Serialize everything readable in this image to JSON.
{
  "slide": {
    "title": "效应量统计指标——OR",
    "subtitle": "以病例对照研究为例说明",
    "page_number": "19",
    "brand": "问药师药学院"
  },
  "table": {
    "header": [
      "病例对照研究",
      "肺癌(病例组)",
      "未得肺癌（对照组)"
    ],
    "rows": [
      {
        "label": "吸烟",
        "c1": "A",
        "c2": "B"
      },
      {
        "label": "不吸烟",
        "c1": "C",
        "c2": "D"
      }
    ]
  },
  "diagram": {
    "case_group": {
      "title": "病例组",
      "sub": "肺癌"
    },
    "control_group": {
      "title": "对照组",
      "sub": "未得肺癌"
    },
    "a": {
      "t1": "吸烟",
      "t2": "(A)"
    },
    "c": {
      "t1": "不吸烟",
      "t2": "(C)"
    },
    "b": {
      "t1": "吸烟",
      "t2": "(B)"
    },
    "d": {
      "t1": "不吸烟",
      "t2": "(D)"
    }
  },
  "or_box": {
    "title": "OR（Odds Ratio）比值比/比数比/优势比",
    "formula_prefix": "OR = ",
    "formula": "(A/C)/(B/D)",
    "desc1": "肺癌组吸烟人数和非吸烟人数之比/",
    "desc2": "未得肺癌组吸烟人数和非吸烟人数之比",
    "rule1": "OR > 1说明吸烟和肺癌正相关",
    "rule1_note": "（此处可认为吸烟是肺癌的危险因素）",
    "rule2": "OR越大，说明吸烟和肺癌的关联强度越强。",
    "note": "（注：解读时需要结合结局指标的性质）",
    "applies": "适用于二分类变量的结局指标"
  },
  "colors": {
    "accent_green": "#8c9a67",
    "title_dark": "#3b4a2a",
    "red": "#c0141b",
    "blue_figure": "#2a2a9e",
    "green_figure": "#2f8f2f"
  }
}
━━━━━━━━━━
Write out the full set of records exactly as given.

▶ **Result of this exercise**:
Serialize everything readable in this image to JSON.
{
  "slide": {
    "title": "效应量统计指标——OR",
    "subtitle": "以病例对照研究为例说明",
    "page_number": "19",
    "brand": "问药师药学院"
  },
  "table": {
    "header": [
      "病例对照研究",
      "肺癌(病例组)",
      "未得肺癌（对照组)"
    ],
    "rows": [
      {
        "label": "吸烟",
        "c1": "A",
        "c2": "B"
      },
      {
        "label": "不吸烟",
        "c1": "C",
        "c2": "D"
      }
    ]
  },
  "diagram": {
    "case_group": {
      "title": "病例组",
      "sub": "肺癌"
    },
    "control_group": {
      "title": "对照组",
      "sub": "未得肺癌"
    },
    "a": {
      "t1": "吸烟",
      "t2": "(A)"
    },
    "c": {
      "t1": "不吸烟",
      "t2": "(C)"
    },
    "b": {
      "t1": "吸烟",
      "t2": "(B)"
    },
    "d": {
      "t1": "不吸烟",
      "t2": "(D)"
    }
  },
  "or_box": {
    "title": "OR（Odds Ratio）比值比/比数比/优势比",
    "formula_prefix": "OR = ",
    "formula": "(A/C)/(B/D)",
    "desc1": "肺癌组吸烟人数和非吸烟人数之比/",
    "desc2": "未得肺癌组吸烟人数和非吸烟人数之比",
    "rule1": "OR > 1说明吸烟和肺癌正相关",
    "rule1_note": "（此处可认为吸烟是肺癌的危险因素）",
    "rule2": "OR越大，说明吸烟和肺癌的关联强度越强。",
    "note": "（注：解读时需要结合结局指标的性质）",
    "applies": "适用于二分类变量的结局指标"
  },
  "colors": {
    "accent_green": "#8c9a67",
    "title_dark": "#3b4a2a",
    "red": "#c0141b",
    "blue_figure": "#2a2a9e",
    "green_figure": "#2f8f2f"
  }
}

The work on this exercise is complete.